__Written task__: In the entries below, identify every line with the string "Documents" and copy it.

Dataset excerpts:
- - - - -

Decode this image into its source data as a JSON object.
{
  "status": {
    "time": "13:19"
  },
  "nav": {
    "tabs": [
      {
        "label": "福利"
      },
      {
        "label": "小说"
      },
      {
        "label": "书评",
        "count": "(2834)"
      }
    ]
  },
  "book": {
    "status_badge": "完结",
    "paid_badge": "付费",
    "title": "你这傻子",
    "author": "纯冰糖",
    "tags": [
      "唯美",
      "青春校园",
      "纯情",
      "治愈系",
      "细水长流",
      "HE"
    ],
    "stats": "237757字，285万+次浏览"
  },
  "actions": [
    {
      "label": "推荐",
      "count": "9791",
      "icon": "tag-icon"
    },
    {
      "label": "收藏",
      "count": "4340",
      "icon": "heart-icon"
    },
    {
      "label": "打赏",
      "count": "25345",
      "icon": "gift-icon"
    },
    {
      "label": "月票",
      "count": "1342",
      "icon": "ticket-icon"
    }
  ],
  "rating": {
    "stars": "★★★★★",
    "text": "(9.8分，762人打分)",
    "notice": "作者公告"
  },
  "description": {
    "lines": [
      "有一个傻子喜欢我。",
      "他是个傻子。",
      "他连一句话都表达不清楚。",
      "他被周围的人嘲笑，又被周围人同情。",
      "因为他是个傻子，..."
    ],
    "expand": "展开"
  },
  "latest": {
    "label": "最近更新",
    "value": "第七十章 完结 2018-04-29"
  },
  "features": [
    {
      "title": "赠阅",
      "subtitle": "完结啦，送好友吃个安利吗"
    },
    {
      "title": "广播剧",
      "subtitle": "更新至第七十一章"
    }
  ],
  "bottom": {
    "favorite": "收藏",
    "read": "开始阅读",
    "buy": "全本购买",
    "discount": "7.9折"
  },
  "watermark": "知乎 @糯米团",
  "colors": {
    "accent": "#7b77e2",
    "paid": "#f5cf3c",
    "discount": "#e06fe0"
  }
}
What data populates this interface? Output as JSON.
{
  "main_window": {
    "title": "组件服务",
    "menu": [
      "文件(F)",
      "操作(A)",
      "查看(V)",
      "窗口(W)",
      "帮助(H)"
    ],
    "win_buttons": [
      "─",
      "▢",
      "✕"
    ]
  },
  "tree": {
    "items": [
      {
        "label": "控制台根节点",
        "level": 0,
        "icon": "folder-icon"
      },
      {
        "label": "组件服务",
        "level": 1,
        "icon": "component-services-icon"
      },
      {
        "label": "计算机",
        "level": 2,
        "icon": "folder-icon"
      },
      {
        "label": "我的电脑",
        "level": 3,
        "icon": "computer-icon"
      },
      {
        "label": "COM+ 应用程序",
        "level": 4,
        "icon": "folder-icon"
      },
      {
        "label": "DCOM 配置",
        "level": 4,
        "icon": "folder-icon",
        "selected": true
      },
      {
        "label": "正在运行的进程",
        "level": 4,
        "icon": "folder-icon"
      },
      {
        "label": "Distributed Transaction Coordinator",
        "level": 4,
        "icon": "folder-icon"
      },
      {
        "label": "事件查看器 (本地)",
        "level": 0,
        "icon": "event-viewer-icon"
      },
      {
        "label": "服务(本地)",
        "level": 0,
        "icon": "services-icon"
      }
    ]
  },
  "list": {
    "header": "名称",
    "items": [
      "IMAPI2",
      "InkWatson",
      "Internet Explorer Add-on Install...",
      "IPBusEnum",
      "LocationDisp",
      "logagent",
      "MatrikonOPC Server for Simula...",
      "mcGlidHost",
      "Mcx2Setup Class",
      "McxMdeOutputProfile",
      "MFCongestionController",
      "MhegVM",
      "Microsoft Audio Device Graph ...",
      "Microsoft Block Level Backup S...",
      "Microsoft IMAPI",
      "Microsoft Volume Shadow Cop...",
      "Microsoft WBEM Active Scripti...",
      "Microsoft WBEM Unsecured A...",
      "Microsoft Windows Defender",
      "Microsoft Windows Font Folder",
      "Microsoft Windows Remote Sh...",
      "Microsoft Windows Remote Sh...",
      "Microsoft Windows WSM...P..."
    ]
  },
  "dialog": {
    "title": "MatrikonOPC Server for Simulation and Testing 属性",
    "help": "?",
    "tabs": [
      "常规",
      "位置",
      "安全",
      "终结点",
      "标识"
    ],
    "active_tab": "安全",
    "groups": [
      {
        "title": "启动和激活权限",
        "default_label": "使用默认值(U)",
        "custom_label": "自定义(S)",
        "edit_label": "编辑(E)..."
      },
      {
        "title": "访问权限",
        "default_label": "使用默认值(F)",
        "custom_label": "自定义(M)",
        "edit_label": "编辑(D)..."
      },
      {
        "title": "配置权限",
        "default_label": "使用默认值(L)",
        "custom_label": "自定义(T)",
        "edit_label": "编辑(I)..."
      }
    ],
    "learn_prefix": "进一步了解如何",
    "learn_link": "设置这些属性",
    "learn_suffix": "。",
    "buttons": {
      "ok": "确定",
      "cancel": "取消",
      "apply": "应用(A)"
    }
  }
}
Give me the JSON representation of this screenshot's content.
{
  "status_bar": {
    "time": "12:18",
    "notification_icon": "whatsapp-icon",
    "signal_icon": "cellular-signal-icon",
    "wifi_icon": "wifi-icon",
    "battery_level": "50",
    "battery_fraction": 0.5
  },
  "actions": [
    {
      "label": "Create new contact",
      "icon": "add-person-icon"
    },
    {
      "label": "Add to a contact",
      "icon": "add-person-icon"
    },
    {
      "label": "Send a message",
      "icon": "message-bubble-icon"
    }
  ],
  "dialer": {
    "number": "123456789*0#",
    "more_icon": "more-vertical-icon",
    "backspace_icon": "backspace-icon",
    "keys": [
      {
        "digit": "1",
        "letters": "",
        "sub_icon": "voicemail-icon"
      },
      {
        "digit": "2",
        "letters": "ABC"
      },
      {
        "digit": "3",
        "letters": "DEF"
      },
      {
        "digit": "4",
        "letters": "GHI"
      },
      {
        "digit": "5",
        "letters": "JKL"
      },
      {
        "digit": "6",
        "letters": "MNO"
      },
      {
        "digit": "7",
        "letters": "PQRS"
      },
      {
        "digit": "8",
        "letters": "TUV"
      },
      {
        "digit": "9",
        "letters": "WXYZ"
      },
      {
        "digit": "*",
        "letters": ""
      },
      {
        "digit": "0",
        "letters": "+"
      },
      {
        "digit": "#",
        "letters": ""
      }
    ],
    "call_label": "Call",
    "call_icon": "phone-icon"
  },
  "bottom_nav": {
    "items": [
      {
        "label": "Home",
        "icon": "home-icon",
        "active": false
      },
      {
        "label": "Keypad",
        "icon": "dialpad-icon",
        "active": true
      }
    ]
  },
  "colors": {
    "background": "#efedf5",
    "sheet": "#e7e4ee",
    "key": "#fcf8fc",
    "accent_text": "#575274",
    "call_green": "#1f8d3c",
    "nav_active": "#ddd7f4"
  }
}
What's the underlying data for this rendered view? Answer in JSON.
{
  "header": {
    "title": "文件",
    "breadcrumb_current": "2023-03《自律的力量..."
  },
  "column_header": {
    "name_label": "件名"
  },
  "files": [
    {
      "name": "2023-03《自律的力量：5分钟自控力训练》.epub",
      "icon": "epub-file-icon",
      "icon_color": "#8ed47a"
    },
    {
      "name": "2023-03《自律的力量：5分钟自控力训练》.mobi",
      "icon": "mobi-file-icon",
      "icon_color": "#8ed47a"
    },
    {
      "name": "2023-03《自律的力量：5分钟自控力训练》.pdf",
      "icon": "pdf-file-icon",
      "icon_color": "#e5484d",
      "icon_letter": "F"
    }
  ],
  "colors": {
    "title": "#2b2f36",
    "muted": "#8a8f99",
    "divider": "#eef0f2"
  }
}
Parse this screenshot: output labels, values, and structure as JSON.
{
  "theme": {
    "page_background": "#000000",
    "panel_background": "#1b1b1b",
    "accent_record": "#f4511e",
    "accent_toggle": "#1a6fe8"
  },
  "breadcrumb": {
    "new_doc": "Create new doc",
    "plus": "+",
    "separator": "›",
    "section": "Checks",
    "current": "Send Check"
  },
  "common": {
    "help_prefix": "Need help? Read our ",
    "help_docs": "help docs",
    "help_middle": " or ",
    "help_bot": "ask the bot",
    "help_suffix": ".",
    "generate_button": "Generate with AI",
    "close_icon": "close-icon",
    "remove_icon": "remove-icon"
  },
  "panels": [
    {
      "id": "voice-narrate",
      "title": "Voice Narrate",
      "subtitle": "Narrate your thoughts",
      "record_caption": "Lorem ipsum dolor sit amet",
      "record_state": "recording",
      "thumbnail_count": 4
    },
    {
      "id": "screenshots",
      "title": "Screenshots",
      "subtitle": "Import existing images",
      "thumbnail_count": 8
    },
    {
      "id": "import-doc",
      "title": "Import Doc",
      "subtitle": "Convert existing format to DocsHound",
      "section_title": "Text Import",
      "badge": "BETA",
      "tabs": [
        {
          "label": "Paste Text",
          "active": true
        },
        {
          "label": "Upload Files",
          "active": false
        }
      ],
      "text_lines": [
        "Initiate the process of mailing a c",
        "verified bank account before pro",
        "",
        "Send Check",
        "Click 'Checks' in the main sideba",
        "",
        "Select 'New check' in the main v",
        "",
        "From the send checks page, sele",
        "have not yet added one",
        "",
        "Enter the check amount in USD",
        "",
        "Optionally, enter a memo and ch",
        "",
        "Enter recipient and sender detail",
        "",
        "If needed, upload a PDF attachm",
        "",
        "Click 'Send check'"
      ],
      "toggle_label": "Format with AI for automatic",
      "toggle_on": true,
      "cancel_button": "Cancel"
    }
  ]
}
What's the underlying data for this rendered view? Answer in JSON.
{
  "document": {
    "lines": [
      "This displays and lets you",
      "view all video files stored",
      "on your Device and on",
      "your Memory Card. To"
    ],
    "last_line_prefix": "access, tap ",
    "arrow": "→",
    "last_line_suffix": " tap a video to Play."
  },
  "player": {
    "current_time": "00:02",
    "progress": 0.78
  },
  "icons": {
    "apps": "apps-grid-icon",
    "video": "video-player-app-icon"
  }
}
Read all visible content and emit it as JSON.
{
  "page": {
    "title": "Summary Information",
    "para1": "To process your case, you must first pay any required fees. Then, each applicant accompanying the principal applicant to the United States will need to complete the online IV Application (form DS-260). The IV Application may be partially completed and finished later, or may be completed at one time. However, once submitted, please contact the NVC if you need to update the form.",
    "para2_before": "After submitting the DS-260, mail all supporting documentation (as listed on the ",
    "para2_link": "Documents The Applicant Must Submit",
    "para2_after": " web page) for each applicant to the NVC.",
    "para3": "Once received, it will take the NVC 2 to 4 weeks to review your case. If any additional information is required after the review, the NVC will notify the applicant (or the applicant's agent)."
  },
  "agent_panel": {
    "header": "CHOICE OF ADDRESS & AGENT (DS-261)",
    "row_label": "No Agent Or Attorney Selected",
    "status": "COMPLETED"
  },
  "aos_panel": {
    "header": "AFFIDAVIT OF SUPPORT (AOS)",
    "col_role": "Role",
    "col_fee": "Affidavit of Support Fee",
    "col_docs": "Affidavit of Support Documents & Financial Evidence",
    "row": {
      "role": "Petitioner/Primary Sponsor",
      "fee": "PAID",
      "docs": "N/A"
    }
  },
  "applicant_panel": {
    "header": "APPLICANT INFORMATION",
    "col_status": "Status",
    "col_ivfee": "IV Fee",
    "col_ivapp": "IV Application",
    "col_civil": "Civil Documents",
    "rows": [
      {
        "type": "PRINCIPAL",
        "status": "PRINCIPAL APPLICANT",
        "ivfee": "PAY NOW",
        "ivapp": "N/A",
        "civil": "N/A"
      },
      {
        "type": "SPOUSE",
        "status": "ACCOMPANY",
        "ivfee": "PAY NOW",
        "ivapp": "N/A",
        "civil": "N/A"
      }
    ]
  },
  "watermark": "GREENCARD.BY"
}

- - - - -

__Reply__:
    "para2_link": "Documents The Applicant Must Submit",
    "col_docs": "Affidavit of Support Documents & Financial Evidence",
    "col_civil": "Civil Documents",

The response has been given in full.